All of the data needs to be repeated exactly.

________________________

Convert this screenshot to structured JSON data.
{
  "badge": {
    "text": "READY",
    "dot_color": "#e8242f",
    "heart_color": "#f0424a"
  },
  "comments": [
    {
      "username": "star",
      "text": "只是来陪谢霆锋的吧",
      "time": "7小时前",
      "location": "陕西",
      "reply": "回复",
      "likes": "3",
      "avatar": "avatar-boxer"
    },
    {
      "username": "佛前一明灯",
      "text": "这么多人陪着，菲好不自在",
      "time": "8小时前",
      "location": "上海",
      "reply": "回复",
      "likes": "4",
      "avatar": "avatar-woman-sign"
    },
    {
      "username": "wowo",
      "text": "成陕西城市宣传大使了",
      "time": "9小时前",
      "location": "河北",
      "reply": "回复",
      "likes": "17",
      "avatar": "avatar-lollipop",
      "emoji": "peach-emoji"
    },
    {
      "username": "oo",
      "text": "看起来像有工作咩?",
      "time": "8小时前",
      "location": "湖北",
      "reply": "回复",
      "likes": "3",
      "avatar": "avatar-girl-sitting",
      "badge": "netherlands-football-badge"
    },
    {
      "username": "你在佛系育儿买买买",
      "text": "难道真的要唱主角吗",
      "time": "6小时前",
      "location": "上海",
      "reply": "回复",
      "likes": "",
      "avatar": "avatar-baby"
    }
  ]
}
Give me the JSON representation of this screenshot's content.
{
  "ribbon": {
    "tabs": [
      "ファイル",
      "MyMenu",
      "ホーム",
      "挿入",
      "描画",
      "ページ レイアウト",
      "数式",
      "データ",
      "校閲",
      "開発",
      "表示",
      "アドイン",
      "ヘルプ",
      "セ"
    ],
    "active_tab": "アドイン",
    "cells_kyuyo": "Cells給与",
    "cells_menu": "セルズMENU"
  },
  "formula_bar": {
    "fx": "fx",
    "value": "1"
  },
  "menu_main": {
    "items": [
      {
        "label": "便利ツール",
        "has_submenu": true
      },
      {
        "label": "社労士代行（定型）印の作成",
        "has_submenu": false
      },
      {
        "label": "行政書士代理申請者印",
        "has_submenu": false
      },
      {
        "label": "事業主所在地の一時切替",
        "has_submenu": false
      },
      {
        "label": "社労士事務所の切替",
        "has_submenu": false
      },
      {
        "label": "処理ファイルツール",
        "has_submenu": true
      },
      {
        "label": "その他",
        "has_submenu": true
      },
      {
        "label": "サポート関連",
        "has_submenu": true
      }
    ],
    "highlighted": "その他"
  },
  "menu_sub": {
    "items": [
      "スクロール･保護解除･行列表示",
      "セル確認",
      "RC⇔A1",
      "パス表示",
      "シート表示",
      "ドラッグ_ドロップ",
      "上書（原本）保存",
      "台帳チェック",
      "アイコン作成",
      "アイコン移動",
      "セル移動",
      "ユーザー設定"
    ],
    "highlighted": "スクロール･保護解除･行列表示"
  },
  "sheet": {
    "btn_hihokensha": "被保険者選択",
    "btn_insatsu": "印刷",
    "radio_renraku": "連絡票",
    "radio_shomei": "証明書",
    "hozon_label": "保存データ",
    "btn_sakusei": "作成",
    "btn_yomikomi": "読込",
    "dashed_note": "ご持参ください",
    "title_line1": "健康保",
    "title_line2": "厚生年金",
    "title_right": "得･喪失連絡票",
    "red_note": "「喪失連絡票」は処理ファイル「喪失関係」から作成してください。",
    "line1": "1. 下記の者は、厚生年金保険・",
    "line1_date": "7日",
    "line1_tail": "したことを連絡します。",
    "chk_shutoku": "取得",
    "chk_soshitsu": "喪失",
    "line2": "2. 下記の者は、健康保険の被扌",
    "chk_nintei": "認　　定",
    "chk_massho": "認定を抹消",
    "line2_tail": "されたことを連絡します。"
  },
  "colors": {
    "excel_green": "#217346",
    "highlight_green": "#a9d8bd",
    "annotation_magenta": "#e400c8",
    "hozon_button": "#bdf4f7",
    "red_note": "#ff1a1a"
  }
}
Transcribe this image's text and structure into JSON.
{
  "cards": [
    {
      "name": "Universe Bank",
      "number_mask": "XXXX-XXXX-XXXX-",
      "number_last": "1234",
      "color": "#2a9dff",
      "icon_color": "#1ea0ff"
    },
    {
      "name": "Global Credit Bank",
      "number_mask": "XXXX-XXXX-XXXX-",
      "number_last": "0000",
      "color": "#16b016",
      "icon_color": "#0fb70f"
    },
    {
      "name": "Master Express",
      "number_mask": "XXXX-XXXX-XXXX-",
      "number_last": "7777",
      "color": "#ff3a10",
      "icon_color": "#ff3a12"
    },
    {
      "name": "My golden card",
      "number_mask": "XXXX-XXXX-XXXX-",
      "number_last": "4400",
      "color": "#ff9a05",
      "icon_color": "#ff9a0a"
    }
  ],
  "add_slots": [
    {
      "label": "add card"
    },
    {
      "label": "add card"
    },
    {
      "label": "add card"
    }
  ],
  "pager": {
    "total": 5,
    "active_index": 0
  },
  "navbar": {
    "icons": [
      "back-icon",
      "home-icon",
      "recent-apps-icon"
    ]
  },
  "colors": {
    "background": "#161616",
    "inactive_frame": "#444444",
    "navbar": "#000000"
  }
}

________________________

◆ FINAL RESULT
Convert this screenshot to structured JSON data.
{
  "badge": {
    "text": "READY",
    "dot_color": "#e8242f",
    "heart_color": "#f0424a"
  },
  "comments": [
    {
      "username": "star",
      "text": "只是来陪谢霆锋的吧",
      "time": "7小时前",
      "location": "陕西",
      "reply": "回复",
      "likes": "3",
      "avatar": "avatar-boxer"
    },
    {
      "username": "佛前一明灯",
      "text": "这么多人陪着，菲好不自在",
      "time": "8小时前",
      "location": "上海",
      "reply": "回复",
      "likes": "4",
      "avatar": "avatar-woman-sign"
    },
    {
      "username": "wowo",
      "text": "成陕西城市宣传大使了",
      "time": "9小时前",
      "location": "河北",
      "reply": "回复",
      "likes": "17",
      "avatar": "avatar-lollipop",
      "emoji": "peach-emoji"
    },
    {
      "username": "oo",
      "text": "看起来像有工作咩?",
      "time": "8小时前",
      "location": "湖北",
      "reply": "回复",
      "likes": "3",
      "avatar": "avatar-girl-sitting",
      "badge": "netherlands-football-badge"
    },
    {
      "username": "你在佛系育儿买买买",
      "text": "难道真的要唱主角吗",
      "time": "6小时前",
      "location": "上海",
      "reply": "回复",
      "likes": "",
      "avatar": "avatar-baby"
    }
  ]
}
Give me the JSON representation of this screenshot's content.
{
  "ribbon": {
    "tabs": [
      "ファイル",
      "MyMenu",
      "ホーム",
      "挿入",
      "描画",
      "ページ レイアウト",
      "数式",
      "データ",
      "校閲",
      "開発",
      "表示",
      "アドイン",
      "ヘルプ",
      "セ"
    ],
    "active_tab": "アドイン",
    "cells_kyuyo": "Cells給与",
    "cells_menu": "セルズMENU"
  },
  "formula_bar": {
    "fx": "fx",
    "value": "1"
  },
  "menu_main": {
    "items": [
      {
        "label": "便利ツール",
        "has_submenu": true
      },
      {
        "label": "社労士代行（定型）印の作成",
        "has_submenu": false
      },
      {
        "label": "行政書士代理申請者印",
        "has_submenu": false
      },
      {
        "label": "事業主所在地の一時切替",
        "has_submenu": false
      },
      {
        "label": "社労士事務所の切替",
        "has_submenu": false
      },
      {
        "label": "処理ファイルツール",
        "has_submenu": true
      },
      {
        "label": "その他",
        "has_submenu": true
      },
      {
        "label": "サポート関連",
        "has_submenu": true
      }
    ],
    "highlighted": "その他"
  },
  "menu_sub": {
    "items": [
      "スクロール･保護解除･行列表示",
      "セル確認",
      "RC⇔A1",
      "パス表示",
      "シート表示",
      "ドラッグ_ドロップ",
      "上書（原本）保存",
      "台帳チェック",
      "アイコン作成",
      "アイコン移動",
      "セル移動",
      "ユーザー設定"
    ],
    "highlighted": "スクロール･保護解除･行列表示"
  },
  "sheet": {
    "btn_hihokensha": "被保険者選択",
    "btn_insatsu": "印刷",
    "radio_renraku": "連絡票",
    "radio_shomei": "証明書",
    "hozon_label": "保存データ",
    "btn_sakusei": "作成",
    "btn_yomikomi": "読込",
    "dashed_note": "ご持参ください",
    "title_line1": "健康保",
    "title_line2": "厚生年金",
    "title_right": "得･喪失連絡票",
    "red_note": "「喪失連絡票」は処理ファイル「喪失関係」から作成してください。",
    "line1": "1. 下記の者は、厚生年金保険・",
    "line1_date": "7日",
    "line1_tail": "したことを連絡します。",
    "chk_shutoku": "取得",
    "chk_soshitsu": "喪失",
    "line2": "2. 下記の者は、健康保険の被扌",
    "chk_nintei": "認　　定",
    "chk_massho": "認定を抹消",
    "line2_tail": "されたことを連絡します。"
  },
  "colors": {
    "excel_green": "#217346",
    "highlight_green": "#a9d8bd",
    "annotation_magenta": "#e400c8",
    "hozon_button": "#bdf4f7",
    "red_note": "#ff1a1a"
  }
}
Transcribe this image's text and structure into JSON.
{
  "cards": [
    {
      "name": "Universe Bank",
      "number_mask": "XXXX-XXXX-XXXX-",
      "number_last": "1234",
      "color": "#2a9dff",
      "icon_color": "#1ea0ff"
    },
    {
      "name": "Global Credit Bank",
      "number_mask": "XXXX-XXXX-XXXX-",
      "number_last": "0000",
      "color": "#16b016",
      "icon_color": "#0fb70f"
    },
    {
      "name": "Master Express",
      "number_mask": "XXXX-XXXX-XXXX-",
      "number_last": "7777",
      "color": "#ff3a10",
      "icon_color": "#ff3a12"
    },
    {
      "name": "My golden card",
      "number_mask": "XXXX-XXXX-XXXX-",
      "number_last": "4400",
      "color": "#ff9a05",
      "icon_color": "#ff9a0a"
    }
  ],
  "add_slots": [
    {
      "label": "add card"
    },
    {
      "label": "add card"
    },
    {
      "label": "add card"
    }
  ],
  "pager": {
    "total": 5,
    "active_index": 0
  },
  "navbar": {
    "icons": [
      "back-icon",
      "home-icon",
      "recent-apps-icon"
    ]
  },
  "colors": {
    "background": "#161616",
    "inactive_frame": "#444444",
    "navbar": "#000000"
  }
}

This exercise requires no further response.